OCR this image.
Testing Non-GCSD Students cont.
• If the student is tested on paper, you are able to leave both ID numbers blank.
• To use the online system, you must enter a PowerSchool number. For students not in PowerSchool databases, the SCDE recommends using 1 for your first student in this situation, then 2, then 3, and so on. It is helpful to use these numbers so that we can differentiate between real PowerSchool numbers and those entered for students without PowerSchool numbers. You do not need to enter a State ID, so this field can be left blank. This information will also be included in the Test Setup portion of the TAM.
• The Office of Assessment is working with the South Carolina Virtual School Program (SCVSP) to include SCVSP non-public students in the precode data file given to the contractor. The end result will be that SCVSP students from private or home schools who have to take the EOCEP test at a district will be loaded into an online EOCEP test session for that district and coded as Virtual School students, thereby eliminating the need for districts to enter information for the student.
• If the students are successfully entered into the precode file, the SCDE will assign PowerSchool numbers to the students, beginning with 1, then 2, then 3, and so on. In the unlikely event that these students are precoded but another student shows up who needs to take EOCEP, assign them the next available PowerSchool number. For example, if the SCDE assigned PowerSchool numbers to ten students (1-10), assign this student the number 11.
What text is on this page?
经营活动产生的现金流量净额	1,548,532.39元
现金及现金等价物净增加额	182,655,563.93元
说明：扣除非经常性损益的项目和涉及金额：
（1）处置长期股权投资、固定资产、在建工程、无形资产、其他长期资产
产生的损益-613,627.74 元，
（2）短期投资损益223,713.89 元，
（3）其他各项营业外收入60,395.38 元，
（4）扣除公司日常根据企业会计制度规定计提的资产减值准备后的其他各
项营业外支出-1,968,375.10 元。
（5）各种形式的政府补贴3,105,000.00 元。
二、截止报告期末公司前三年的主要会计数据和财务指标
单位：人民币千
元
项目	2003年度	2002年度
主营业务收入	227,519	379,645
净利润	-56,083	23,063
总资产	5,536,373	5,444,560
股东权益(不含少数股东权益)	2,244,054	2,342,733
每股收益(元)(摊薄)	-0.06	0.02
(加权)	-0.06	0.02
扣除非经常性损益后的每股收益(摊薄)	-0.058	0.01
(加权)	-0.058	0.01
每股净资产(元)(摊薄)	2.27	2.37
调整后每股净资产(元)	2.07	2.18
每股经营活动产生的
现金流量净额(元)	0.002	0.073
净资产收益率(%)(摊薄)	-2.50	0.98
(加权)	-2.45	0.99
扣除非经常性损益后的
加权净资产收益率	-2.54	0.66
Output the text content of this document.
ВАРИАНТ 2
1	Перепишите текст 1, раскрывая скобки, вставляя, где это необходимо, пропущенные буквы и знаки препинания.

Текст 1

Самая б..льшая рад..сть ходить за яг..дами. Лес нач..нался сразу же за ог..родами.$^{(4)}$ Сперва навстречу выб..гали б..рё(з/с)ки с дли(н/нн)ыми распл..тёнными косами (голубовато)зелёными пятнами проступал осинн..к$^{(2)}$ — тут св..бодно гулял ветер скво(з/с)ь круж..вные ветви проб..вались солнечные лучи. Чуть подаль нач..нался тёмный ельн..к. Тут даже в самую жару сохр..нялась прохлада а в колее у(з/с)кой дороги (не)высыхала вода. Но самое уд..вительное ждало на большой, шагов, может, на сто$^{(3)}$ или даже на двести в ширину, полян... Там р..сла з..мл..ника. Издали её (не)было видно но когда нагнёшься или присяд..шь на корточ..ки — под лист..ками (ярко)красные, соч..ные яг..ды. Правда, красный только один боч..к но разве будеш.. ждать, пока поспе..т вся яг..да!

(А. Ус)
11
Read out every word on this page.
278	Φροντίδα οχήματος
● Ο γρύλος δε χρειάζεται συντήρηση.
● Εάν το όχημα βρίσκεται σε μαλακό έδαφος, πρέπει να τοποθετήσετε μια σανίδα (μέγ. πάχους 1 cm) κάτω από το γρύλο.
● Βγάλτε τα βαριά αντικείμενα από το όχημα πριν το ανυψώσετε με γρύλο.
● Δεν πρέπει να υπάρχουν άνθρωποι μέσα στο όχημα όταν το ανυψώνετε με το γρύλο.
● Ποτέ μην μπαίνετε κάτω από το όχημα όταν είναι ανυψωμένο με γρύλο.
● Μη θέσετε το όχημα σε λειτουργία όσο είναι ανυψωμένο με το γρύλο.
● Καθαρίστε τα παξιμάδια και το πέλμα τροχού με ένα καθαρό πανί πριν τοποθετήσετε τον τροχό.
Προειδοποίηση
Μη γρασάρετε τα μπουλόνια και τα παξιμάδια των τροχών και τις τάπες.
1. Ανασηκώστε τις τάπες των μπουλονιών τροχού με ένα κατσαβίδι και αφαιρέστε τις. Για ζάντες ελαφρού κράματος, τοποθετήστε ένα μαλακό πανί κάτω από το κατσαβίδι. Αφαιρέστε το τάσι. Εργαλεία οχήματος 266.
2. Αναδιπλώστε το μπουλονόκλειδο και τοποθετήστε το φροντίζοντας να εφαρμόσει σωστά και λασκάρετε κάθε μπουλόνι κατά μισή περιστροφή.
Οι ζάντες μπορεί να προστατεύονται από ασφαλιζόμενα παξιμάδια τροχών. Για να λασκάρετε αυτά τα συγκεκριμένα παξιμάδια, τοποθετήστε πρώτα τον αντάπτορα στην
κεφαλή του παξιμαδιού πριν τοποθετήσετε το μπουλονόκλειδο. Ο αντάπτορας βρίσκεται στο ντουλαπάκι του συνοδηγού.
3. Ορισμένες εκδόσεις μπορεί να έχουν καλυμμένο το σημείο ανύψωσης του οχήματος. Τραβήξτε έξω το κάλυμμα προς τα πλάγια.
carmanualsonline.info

_TASK DIRECTIONS_: Find how many lines hold the string "τοποθετήστε", and state that number alone.

_EXPECTED OUTPUT_: 3